(Your task) In the following material, identify every line holding the string "name" and return it.

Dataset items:

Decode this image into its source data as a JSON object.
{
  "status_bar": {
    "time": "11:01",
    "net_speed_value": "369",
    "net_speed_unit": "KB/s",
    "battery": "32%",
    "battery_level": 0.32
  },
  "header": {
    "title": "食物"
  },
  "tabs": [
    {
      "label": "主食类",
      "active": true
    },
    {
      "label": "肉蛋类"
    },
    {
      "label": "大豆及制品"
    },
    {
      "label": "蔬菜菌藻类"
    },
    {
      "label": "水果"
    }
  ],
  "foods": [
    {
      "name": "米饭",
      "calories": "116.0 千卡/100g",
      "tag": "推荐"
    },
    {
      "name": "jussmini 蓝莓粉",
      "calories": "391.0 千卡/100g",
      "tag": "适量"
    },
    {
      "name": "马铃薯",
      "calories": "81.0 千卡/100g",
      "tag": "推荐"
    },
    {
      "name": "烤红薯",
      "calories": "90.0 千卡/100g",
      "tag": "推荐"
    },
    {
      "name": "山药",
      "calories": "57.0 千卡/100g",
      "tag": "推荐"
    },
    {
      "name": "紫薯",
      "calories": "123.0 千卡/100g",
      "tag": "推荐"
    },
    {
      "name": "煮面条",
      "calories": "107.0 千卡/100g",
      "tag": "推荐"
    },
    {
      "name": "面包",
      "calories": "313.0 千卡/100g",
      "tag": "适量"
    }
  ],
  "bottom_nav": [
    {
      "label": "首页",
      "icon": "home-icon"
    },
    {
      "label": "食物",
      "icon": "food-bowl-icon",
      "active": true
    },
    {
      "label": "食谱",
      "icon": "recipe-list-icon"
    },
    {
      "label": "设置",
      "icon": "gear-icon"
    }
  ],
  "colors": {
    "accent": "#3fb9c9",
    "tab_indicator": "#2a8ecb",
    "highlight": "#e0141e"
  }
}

(Answer to the problem)
      "name": "米饭",
      "name": "jussmini 蓝莓粉",
      "name": "马铃薯",
      "name": "烤红薯",
      "name": "山药",
      "name": "紫薯",
      "name": "煮面条",
      "name": "面包",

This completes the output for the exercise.